▶ **What the task requires**: Each line of the data that includes the string "measured" is to be copied out.

▶ **Available data**:
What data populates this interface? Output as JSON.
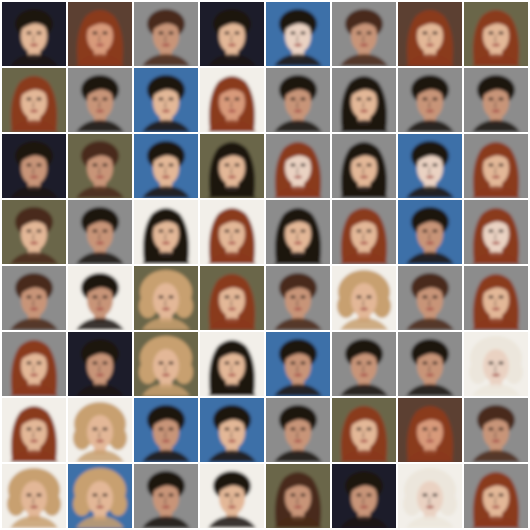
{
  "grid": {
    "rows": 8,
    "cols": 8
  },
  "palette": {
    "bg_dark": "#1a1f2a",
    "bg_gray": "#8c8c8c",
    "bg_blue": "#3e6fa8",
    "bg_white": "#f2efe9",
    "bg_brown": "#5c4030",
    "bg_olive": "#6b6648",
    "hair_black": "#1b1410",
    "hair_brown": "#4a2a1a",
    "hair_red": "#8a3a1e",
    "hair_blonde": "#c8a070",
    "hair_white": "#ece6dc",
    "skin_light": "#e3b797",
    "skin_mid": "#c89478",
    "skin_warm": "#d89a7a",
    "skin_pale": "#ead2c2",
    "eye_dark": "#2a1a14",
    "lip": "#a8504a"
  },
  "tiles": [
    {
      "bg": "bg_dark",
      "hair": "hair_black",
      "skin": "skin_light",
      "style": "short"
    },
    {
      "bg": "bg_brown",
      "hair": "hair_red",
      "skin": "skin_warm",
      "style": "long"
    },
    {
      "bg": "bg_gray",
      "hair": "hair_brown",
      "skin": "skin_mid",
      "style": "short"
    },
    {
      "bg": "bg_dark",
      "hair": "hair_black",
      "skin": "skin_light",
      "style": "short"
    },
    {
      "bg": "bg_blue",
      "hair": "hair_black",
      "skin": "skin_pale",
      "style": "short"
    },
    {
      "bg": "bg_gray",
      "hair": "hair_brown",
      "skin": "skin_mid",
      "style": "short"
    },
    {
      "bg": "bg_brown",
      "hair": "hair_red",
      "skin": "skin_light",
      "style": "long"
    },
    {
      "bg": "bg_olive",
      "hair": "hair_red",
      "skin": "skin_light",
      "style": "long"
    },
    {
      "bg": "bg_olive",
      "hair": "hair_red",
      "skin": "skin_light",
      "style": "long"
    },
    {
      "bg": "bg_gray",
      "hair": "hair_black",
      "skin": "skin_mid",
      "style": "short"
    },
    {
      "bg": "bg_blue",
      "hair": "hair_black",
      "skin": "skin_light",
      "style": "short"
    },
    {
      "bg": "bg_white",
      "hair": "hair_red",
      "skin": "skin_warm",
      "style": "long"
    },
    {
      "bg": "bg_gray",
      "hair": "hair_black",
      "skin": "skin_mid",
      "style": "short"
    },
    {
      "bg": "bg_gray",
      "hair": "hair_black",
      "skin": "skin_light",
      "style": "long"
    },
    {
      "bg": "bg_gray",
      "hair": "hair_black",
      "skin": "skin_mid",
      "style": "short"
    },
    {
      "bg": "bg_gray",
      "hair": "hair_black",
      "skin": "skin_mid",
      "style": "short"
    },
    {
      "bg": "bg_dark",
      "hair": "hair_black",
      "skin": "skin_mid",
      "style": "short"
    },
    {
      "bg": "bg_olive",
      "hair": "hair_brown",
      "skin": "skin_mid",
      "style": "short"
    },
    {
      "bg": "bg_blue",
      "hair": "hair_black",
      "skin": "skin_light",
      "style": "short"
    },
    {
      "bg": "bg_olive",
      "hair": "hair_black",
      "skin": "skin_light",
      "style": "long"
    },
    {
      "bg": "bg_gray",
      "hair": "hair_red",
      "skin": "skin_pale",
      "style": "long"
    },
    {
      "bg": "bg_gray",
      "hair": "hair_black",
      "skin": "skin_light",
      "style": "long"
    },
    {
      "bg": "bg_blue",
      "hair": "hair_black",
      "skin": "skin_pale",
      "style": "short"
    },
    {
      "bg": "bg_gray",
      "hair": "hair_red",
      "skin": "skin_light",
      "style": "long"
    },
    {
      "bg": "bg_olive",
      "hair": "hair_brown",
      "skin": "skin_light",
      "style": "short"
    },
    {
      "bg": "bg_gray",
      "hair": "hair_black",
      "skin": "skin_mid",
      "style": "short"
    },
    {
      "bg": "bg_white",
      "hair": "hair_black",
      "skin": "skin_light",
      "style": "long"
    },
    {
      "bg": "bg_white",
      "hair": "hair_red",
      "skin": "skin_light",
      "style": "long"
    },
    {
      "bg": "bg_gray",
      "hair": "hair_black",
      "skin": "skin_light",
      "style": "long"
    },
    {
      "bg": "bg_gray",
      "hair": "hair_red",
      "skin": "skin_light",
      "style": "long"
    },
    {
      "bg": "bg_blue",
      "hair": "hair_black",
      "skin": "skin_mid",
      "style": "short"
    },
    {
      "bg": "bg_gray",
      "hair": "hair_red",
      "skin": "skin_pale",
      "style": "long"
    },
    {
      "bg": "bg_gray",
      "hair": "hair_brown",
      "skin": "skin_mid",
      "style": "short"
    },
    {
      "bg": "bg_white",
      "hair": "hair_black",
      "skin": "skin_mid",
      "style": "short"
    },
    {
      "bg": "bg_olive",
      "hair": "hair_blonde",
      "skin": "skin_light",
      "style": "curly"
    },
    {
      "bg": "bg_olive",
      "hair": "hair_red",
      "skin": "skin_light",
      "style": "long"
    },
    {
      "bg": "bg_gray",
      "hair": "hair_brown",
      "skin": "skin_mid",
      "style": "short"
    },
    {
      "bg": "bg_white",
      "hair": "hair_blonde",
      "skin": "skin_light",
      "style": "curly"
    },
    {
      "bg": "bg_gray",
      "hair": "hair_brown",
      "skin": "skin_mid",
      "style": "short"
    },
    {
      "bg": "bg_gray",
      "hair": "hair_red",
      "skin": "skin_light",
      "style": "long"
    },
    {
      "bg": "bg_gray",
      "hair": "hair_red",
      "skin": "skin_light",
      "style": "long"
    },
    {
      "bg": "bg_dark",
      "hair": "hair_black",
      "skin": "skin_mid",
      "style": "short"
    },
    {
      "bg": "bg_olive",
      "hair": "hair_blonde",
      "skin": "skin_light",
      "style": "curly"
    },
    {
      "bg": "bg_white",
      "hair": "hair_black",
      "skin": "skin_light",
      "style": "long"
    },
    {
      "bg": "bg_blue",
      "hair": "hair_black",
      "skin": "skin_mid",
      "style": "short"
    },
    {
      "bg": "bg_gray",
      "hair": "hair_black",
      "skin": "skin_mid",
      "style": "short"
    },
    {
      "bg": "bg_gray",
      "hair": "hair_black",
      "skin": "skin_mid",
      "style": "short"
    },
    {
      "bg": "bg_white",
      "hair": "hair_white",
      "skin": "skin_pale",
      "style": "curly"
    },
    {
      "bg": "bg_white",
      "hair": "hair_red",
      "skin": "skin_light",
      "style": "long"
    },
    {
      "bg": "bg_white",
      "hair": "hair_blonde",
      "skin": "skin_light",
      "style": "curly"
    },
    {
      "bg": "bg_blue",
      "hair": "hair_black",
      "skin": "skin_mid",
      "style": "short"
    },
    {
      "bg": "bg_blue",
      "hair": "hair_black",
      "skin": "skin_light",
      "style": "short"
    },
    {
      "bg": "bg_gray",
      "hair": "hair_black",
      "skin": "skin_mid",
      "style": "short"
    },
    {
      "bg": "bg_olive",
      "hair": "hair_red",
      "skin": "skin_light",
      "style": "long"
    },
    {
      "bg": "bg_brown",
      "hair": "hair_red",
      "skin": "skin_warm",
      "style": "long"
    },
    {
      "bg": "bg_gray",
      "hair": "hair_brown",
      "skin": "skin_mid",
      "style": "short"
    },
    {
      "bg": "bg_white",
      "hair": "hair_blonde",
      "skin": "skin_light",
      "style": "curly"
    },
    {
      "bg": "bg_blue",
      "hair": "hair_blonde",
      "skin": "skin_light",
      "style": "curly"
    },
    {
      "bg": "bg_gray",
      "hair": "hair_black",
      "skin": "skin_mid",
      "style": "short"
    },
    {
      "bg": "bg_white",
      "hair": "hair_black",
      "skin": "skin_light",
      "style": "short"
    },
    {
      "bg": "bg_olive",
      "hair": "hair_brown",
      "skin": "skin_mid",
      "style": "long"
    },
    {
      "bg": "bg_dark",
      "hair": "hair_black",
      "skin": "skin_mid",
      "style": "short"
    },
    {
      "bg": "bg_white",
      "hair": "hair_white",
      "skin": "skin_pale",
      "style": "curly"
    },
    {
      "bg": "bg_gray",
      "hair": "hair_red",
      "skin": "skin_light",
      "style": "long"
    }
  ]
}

--

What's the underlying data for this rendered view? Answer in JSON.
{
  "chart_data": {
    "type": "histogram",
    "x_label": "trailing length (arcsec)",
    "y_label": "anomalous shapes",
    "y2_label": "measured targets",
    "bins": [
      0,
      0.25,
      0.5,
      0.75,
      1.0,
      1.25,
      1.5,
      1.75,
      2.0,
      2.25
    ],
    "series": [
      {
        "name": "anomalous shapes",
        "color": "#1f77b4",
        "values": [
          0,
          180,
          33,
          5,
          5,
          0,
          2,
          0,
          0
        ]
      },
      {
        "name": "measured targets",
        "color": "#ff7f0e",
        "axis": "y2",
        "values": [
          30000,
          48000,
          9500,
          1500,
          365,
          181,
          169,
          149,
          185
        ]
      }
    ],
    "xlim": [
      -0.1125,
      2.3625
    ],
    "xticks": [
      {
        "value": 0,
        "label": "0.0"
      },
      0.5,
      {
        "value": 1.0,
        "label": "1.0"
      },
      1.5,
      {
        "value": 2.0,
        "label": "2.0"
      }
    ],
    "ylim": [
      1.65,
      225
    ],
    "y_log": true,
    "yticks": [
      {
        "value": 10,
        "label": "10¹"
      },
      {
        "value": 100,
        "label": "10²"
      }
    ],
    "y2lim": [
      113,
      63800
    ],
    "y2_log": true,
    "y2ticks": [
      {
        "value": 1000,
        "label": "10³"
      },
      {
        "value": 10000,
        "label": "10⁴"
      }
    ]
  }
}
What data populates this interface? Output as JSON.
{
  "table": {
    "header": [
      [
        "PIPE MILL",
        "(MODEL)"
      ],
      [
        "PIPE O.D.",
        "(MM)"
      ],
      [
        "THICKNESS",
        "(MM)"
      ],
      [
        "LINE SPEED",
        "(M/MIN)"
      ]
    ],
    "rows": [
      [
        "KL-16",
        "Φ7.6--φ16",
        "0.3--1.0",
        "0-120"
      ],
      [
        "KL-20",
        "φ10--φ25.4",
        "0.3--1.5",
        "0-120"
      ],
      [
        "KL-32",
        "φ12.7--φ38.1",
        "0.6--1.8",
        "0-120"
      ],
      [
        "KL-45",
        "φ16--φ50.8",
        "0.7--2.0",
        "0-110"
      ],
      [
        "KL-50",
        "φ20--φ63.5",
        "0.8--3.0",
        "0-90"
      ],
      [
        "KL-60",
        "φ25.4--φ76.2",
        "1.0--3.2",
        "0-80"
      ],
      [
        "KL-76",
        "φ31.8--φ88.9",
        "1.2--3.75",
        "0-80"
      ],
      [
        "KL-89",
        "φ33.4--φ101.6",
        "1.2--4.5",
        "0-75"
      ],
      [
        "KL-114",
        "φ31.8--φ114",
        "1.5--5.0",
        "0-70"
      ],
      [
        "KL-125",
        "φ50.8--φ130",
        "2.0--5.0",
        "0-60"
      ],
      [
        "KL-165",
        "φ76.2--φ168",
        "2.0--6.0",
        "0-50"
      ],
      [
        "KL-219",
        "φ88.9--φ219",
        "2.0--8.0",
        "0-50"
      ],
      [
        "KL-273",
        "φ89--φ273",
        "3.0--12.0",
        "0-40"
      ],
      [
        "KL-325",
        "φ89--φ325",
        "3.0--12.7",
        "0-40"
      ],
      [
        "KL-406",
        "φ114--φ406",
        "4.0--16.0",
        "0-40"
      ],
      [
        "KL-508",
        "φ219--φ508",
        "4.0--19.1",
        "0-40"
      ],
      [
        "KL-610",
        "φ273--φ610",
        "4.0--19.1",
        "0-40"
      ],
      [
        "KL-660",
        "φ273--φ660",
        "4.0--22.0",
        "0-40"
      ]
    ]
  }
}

...

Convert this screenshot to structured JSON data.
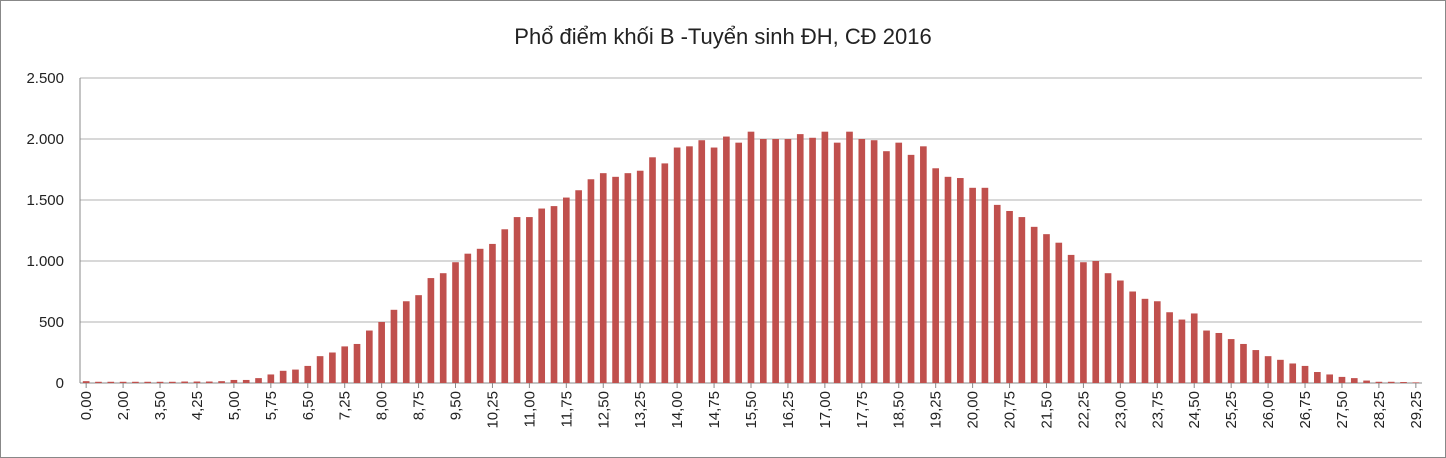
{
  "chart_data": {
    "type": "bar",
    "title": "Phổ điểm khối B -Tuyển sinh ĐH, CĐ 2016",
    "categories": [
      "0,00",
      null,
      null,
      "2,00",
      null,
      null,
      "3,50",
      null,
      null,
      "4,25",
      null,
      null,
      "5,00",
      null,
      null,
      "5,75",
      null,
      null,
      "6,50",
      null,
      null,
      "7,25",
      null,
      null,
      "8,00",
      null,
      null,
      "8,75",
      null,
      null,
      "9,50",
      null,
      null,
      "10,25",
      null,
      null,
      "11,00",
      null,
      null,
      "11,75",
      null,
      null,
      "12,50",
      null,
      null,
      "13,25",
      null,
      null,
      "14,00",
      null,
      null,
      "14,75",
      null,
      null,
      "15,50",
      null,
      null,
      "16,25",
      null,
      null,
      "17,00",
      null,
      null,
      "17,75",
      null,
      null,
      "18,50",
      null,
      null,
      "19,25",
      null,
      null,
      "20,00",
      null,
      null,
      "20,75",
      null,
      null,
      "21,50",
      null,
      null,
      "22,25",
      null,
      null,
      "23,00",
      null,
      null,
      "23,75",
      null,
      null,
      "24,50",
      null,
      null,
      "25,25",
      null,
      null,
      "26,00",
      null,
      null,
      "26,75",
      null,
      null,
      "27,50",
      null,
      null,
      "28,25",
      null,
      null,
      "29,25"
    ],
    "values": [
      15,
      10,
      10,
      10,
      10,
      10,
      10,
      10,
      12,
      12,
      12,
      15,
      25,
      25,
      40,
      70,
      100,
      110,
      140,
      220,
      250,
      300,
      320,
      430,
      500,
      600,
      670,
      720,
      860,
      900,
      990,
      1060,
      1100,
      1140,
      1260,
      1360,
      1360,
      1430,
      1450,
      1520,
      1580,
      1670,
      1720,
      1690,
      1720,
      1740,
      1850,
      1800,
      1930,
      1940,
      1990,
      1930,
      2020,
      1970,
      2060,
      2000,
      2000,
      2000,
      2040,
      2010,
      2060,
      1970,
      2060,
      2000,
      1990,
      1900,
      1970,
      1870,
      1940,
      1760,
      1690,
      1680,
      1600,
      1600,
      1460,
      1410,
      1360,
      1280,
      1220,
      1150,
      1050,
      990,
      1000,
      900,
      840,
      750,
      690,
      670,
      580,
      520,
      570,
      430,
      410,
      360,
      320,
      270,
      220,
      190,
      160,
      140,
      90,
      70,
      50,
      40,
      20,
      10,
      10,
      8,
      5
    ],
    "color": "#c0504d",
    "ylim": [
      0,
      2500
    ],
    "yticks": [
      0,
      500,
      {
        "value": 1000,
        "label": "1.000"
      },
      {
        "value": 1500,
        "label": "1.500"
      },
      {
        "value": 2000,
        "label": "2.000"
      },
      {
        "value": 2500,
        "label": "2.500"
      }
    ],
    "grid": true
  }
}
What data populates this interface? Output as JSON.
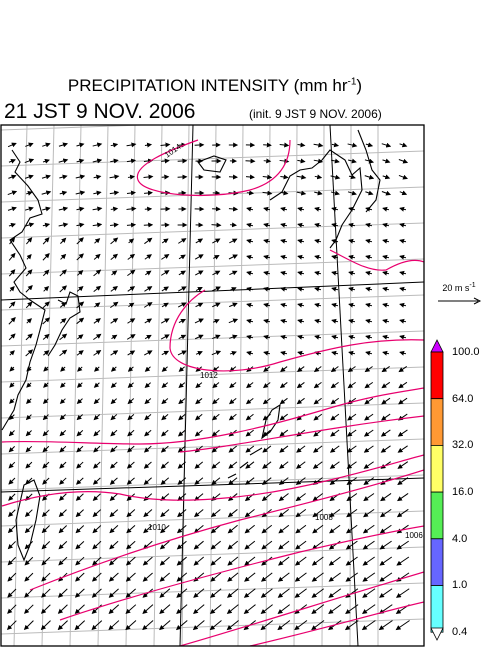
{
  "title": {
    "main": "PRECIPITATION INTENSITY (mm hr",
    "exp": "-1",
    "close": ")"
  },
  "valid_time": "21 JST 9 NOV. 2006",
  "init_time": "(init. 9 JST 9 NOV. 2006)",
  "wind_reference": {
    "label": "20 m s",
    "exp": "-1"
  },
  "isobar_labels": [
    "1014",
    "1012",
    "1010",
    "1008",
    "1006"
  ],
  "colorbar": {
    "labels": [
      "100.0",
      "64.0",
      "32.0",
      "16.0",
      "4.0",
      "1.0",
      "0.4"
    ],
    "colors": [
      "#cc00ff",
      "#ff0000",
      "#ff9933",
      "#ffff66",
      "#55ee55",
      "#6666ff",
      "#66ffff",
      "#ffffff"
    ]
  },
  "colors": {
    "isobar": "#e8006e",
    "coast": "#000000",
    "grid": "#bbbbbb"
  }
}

▶ **Task result**:
    "y2_label": "measured targets",
        "name": "measured targets",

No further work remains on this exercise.